- Dataset items -
☆ ☆ ☆ ☆ ☆

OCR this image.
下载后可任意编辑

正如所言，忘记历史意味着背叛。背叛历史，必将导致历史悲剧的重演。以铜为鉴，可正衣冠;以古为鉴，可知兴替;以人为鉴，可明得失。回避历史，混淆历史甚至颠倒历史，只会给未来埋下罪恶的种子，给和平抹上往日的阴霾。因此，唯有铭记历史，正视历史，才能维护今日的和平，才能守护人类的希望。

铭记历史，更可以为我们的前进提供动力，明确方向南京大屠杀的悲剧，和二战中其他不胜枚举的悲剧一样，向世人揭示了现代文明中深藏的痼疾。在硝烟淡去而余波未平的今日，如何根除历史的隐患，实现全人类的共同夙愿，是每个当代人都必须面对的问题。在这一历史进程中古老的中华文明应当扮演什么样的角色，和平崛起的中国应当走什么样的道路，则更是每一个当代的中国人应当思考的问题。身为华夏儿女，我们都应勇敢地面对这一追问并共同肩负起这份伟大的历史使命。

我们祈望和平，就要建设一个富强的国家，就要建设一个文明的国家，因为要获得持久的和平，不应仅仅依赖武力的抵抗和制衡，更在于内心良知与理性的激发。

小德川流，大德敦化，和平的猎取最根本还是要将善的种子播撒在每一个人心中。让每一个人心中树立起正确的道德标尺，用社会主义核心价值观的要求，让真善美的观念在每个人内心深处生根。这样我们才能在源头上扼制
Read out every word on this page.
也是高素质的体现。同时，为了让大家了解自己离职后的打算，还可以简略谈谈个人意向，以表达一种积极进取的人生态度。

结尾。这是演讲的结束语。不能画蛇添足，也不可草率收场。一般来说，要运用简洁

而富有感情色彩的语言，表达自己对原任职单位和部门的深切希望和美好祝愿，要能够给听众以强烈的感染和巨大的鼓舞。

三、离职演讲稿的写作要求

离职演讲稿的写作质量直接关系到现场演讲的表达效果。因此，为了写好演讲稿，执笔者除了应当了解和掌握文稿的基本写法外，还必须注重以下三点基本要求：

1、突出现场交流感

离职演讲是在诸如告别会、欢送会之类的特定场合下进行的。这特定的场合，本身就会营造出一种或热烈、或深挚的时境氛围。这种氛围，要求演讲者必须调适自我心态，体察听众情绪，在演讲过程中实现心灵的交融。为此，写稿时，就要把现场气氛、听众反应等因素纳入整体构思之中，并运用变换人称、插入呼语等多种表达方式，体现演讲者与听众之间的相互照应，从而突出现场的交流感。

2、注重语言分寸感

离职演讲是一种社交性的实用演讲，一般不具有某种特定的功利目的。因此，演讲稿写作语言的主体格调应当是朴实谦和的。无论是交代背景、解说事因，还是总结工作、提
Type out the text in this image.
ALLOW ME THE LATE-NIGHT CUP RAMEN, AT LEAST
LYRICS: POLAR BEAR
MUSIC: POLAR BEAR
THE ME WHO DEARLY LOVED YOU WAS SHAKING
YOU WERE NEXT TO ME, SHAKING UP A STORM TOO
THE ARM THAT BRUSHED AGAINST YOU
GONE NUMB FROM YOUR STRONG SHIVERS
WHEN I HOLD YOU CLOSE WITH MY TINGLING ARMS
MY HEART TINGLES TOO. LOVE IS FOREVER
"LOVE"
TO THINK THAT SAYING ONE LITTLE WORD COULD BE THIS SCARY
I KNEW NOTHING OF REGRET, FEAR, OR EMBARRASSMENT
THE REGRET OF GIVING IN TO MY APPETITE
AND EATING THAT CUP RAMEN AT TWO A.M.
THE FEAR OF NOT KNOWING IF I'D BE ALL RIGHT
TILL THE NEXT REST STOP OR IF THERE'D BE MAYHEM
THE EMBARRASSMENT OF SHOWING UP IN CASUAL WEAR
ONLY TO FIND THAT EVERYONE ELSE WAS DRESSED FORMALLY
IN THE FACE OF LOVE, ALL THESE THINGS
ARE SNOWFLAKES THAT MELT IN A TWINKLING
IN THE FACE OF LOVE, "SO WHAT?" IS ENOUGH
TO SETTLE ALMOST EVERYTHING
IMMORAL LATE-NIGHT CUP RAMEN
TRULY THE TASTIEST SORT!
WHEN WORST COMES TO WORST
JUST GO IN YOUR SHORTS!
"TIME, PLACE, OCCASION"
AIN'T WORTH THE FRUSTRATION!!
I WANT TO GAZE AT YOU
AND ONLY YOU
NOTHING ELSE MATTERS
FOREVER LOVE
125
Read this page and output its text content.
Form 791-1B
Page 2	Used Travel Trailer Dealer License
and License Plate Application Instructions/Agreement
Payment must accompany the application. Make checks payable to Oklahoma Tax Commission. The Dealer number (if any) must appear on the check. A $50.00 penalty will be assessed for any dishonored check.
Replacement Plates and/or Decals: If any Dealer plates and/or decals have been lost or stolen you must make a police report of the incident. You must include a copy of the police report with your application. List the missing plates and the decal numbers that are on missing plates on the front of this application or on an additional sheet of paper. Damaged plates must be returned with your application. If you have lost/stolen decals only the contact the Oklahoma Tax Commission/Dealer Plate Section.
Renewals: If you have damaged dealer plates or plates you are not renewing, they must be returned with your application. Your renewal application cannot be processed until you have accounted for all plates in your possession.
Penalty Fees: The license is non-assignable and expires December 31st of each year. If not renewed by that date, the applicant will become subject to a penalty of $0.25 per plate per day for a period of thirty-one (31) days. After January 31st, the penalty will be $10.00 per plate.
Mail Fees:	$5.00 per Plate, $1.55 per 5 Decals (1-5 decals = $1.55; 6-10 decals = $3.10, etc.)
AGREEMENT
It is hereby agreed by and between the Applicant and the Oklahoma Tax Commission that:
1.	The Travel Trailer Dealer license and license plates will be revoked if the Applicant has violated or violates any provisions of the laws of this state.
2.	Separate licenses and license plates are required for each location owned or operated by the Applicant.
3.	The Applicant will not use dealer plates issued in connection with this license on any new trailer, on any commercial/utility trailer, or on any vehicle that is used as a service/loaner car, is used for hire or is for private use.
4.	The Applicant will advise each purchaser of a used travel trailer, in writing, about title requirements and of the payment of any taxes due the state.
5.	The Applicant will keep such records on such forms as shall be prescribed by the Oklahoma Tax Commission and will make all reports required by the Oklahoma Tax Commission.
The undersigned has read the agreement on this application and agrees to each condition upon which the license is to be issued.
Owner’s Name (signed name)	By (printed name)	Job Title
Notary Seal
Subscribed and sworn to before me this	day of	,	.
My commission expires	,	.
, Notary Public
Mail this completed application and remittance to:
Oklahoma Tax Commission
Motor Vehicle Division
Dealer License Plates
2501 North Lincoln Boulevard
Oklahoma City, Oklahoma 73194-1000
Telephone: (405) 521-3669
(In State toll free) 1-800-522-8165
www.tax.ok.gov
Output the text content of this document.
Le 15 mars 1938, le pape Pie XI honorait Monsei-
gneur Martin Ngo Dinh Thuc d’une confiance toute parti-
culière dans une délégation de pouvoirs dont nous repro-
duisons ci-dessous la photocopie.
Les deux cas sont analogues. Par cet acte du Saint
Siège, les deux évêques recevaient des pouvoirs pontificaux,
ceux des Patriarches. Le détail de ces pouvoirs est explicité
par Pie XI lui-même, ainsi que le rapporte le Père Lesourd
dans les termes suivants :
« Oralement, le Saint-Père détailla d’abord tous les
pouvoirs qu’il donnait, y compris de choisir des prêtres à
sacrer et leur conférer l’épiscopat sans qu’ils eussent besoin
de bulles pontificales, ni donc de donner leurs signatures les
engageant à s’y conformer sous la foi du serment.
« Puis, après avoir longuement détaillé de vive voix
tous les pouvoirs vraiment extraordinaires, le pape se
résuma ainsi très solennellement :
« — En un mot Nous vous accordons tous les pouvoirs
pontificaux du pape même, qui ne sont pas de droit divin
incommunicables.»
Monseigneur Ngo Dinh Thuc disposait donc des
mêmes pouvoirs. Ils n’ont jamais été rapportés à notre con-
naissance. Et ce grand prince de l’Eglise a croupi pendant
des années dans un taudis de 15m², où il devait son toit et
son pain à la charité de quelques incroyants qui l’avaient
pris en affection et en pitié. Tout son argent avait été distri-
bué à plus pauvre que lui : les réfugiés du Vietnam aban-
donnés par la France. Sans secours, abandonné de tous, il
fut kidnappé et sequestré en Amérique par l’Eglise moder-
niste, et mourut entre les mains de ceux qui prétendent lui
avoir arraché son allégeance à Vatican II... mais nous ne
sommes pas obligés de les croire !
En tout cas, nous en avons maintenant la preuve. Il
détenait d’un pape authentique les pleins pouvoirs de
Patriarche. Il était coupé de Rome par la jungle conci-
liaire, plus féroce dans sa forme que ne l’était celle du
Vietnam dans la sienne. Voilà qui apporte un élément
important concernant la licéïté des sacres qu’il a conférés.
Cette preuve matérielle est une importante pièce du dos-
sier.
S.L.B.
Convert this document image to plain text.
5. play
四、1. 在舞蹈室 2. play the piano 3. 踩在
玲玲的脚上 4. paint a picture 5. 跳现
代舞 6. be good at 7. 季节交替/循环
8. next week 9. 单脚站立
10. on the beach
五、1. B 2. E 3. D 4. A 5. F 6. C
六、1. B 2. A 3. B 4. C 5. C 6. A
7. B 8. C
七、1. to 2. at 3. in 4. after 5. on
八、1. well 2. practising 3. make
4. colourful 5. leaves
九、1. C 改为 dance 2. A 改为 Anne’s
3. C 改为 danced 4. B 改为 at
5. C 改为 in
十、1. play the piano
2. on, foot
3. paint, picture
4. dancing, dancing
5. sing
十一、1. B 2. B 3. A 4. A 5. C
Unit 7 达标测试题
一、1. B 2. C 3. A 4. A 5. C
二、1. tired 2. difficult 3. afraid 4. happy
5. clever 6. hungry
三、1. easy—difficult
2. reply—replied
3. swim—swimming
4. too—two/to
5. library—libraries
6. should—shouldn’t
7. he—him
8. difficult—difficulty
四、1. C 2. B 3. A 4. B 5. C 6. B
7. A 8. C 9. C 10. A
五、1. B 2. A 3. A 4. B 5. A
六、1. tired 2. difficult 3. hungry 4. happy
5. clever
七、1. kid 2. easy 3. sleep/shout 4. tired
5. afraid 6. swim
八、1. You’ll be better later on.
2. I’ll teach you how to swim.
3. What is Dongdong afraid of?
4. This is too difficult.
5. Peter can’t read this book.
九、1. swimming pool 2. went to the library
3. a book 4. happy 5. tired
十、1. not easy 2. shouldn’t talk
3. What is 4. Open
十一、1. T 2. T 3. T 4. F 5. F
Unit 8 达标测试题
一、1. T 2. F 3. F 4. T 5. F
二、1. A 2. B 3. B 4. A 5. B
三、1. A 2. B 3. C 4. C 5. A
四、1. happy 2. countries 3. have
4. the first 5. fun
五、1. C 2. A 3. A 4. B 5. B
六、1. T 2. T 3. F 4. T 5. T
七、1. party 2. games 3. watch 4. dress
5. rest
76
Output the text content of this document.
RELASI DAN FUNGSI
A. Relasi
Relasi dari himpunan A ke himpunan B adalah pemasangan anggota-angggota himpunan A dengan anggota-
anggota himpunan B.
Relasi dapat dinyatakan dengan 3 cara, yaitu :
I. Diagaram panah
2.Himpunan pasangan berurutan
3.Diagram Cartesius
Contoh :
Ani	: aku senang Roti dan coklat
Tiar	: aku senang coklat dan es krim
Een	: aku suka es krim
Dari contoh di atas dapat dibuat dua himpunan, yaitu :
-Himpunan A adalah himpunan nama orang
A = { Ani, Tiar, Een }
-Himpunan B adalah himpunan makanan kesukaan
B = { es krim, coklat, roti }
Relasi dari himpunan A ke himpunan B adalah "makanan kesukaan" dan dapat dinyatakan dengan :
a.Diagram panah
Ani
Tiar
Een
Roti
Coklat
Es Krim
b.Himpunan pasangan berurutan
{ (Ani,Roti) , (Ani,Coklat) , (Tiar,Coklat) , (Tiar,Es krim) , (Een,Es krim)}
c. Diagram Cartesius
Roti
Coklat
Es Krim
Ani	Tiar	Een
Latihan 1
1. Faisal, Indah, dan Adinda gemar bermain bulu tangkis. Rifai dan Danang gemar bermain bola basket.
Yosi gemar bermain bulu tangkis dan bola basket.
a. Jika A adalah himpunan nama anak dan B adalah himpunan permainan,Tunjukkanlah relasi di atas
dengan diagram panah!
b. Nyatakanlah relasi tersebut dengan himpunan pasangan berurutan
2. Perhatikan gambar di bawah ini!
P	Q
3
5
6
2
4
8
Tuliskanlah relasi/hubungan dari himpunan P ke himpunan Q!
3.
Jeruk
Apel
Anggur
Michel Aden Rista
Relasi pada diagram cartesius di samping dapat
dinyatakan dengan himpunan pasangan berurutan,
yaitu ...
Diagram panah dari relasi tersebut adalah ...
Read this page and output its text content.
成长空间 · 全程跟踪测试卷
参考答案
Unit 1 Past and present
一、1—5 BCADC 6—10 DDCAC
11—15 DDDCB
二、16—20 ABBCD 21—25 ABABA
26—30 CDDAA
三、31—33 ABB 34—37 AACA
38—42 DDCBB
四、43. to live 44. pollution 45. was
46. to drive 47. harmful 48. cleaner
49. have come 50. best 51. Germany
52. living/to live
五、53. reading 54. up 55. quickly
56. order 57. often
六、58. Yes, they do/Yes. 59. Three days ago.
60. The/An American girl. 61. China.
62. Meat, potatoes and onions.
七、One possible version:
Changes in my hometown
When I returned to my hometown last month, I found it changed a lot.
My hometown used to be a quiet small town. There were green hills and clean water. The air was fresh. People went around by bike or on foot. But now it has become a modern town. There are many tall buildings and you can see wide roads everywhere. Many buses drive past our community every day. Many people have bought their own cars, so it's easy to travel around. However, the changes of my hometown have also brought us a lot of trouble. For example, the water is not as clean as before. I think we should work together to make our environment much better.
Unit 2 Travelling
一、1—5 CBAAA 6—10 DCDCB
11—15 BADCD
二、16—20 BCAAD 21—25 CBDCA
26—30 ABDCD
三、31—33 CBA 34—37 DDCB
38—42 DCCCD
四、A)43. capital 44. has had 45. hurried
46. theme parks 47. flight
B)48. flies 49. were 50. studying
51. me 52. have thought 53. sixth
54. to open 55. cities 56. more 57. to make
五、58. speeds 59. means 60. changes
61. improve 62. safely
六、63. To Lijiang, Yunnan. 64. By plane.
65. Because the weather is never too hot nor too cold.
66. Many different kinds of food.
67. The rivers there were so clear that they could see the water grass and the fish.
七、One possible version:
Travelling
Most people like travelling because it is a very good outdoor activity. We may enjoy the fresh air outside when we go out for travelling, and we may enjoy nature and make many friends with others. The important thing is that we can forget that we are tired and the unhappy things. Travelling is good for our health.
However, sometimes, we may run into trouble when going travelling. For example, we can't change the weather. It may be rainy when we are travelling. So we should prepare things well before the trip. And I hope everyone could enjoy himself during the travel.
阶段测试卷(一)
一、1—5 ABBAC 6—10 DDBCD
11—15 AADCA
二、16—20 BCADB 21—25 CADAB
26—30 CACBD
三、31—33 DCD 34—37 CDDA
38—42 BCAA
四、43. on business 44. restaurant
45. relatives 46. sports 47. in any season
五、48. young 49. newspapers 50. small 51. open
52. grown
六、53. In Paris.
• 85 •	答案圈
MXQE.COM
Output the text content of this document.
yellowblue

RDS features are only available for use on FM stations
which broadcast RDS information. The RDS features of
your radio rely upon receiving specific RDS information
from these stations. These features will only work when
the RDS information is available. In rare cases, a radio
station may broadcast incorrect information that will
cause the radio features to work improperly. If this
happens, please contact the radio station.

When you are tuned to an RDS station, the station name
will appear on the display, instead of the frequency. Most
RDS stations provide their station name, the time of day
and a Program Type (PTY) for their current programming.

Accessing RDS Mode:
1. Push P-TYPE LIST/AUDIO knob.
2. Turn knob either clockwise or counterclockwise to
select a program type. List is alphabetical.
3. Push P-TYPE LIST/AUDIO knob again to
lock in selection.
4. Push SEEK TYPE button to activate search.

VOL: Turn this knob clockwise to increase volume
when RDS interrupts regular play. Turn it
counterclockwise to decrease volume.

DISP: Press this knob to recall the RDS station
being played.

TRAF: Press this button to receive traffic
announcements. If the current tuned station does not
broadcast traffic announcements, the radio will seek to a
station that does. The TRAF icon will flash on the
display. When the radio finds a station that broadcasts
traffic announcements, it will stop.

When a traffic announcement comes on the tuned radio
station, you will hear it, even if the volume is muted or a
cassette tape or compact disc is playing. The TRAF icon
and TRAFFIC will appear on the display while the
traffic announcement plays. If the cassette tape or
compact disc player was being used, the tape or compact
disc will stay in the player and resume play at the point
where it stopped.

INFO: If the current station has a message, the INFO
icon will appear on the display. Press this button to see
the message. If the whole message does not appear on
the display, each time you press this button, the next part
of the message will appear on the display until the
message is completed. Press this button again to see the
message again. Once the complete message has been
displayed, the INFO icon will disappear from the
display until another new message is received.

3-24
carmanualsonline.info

☆ ☆ ☆ ☆ ☆

- What is being asked -
Going through the data, tally the lines containing "been" and report only the result.

- Written response -
2